Write out every single entry exactly.

** begin SOURCE RECORDS **

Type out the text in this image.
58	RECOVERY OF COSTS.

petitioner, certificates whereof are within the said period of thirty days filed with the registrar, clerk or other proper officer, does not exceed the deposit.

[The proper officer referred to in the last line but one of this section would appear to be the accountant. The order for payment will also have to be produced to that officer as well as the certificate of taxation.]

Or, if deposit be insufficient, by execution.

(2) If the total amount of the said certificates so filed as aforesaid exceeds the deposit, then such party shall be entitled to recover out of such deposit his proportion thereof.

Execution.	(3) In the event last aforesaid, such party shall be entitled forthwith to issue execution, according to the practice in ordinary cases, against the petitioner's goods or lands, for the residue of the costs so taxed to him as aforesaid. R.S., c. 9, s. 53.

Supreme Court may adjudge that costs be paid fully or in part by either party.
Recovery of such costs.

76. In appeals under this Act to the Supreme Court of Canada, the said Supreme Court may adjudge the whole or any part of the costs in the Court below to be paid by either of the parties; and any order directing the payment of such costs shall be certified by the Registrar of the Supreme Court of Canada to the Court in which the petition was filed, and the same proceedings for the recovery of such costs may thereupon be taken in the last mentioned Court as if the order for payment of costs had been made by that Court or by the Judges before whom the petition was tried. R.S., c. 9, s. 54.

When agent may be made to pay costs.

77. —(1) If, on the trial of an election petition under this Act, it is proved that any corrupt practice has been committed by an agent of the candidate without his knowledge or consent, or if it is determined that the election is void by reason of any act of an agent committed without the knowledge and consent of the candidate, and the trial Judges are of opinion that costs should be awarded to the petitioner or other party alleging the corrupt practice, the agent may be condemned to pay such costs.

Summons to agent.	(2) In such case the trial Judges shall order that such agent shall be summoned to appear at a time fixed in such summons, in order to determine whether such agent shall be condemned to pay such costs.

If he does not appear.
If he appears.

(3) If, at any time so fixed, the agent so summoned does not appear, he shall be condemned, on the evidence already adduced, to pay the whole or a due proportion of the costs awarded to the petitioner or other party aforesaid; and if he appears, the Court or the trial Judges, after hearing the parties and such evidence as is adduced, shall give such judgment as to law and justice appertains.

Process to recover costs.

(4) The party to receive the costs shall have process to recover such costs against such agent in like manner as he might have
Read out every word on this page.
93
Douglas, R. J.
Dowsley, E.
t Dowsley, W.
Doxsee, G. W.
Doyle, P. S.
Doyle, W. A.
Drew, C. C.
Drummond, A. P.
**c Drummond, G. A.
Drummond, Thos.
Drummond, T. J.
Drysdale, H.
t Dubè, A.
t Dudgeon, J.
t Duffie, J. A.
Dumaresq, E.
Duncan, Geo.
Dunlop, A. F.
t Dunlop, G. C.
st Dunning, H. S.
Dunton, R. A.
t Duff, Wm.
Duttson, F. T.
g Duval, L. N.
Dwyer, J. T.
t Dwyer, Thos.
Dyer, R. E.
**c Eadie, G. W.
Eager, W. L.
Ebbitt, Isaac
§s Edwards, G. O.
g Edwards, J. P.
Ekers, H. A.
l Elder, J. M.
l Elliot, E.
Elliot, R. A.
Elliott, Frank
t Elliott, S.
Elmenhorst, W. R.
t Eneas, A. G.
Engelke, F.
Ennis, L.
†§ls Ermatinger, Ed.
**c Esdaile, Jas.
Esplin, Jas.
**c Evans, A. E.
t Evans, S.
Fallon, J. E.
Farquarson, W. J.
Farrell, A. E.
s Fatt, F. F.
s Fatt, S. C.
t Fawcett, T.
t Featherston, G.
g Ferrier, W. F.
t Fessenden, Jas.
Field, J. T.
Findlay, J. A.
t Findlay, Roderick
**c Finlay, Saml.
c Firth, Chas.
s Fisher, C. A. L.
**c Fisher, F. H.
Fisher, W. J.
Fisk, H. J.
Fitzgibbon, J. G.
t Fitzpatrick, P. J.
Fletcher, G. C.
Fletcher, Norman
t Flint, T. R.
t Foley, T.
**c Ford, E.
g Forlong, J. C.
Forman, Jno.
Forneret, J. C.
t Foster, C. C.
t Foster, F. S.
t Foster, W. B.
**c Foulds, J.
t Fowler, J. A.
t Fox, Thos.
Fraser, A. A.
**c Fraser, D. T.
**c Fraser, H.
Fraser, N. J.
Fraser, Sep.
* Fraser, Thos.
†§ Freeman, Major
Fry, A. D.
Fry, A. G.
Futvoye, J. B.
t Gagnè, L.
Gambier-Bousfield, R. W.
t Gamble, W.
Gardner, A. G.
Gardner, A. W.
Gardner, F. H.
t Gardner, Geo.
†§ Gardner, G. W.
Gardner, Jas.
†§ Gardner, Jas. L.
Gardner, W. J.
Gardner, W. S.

** end SOURCE RECORDS **

#### REPLY TO THE TASK
Type out the text in this image.
58	RECOVERY OF COSTS.

petitioner, certificates whereof are within the said period of thirty days filed with the registrar, clerk or other proper officer, does not exceed the deposit.

[The proper officer referred to in the last line but one of this section would appear to be the accountant. The order for payment will also have to be produced to that officer as well as the certificate of taxation.]

Or, if deposit be insufficient, by execution.

(2) If the total amount of the said certificates so filed as aforesaid exceeds the deposit, then such party shall be entitled to recover out of such deposit his proportion thereof.

Execution.	(3) In the event last aforesaid, such party shall be entitled forthwith to issue execution, according to the practice in ordinary cases, against the petitioner's goods or lands, for the residue of the costs so taxed to him as aforesaid. R.S., c. 9, s. 53.

Supreme Court may adjudge that costs be paid fully or in part by either party.
Recovery of such costs.

76. In appeals under this Act to the Supreme Court of Canada, the said Supreme Court may adjudge the whole or any part of the costs in the Court below to be paid by either of the parties; and any order directing the payment of such costs shall be certified by the Registrar of the Supreme Court of Canada to the Court in which the petition was filed, and the same proceedings for the recovery of such costs may thereupon be taken in the last mentioned Court as if the order for payment of costs had been made by that Court or by the Judges before whom the petition was tried. R.S., c. 9, s. 54.

When agent may be made to pay costs.

77. —(1) If, on the trial of an election petition under this Act, it is proved that any corrupt practice has been committed by an agent of the candidate without his knowledge or consent, or if it is determined that the election is void by reason of any act of an agent committed without the knowledge and consent of the candidate, and the trial Judges are of opinion that costs should be awarded to the petitioner or other party alleging the corrupt practice, the agent may be condemned to pay such costs.

Summons to agent.	(2) In such case the trial Judges shall order that such agent shall be summoned to appear at a time fixed in such summons, in order to determine whether such agent shall be condemned to pay such costs.

If he does not appear.
If he appears.

(3) If, at any time so fixed, the agent so summoned does not appear, he shall be condemned, on the evidence already adduced, to pay the whole or a due proportion of the costs awarded to the petitioner or other party aforesaid; and if he appears, the Court or the trial Judges, after hearing the parties and such evidence as is adduced, shall give such judgment as to law and justice appertains.

Process to recover costs.

(4) The party to receive the costs shall have process to recover such costs against such agent in like manner as he might have
Read out every word on this page.
93
Douglas, R. J.
Dowsley, E.
t Dowsley, W.
Doxsee, G. W.
Doyle, P. S.
Doyle, W. A.
Drew, C. C.
Drummond, A. P.
**c Drummond, G. A.
Drummond, Thos.
Drummond, T. J.
Drysdale, H.
t Dubè, A.
t Dudgeon, J.
t Duffie, J. A.
Dumaresq, E.
Duncan, Geo.
Dunlop, A. F.
t Dunlop, G. C.
st Dunning, H. S.
Dunton, R. A.
t Duff, Wm.
Duttson, F. T.
g Duval, L. N.
Dwyer, J. T.
t Dwyer, Thos.
Dyer, R. E.
**c Eadie, G. W.
Eager, W. L.
Ebbitt, Isaac
§s Edwards, G. O.
g Edwards, J. P.
Ekers, H. A.
l Elder, J. M.
l Elliot, E.
Elliot, R. A.
Elliott, Frank
t Elliott, S.
Elmenhorst, W. R.
t Eneas, A. G.
Engelke, F.
Ennis, L.
†§ls Ermatinger, Ed.
**c Esdaile, Jas.
Esplin, Jas.
**c Evans, A. E.
t Evans, S.
Fallon, J. E.
Farquarson, W. J.
Farrell, A. E.
s Fatt, F. F.
s Fatt, S. C.
t Fawcett, T.
t Featherston, G.
g Ferrier, W. F.
t Fessenden, Jas.
Field, J. T.
Findlay, J. A.
t Findlay, Roderick
**c Finlay, Saml.
c Firth, Chas.
s Fisher, C. A. L.
**c Fisher, F. H.
Fisher, W. J.
Fisk, H. J.
Fitzgibbon, J. G.
t Fitzpatrick, P. J.
Fletcher, G. C.
Fletcher, Norman
t Flint, T. R.
t Foley, T.
**c Ford, E.
g Forlong, J. C.
Forman, Jno.
Forneret, J. C.
t Foster, C. C.
t Foster, F. S.
t Foster, W. B.
**c Foulds, J.
t Fowler, J. A.
t Fox, Thos.
Fraser, A. A.
**c Fraser, D. T.
**c Fraser, H.
Fraser, N. J.
Fraser, Sep.
* Fraser, Thos.
†§ Freeman, Major
Fry, A. D.
Fry, A. G.
Futvoye, J. B.
t Gagnè, L.
Gambier-Bousfield, R. W.
t Gamble, W.
Gardner, A. G.
Gardner, A. W.
Gardner, F. H.
t Gardner, Geo.
†§ Gardner, G. W.
Gardner, Jas.
†§ Gardner, Jas. L.
Gardner, W. J.
Gardner, W. S.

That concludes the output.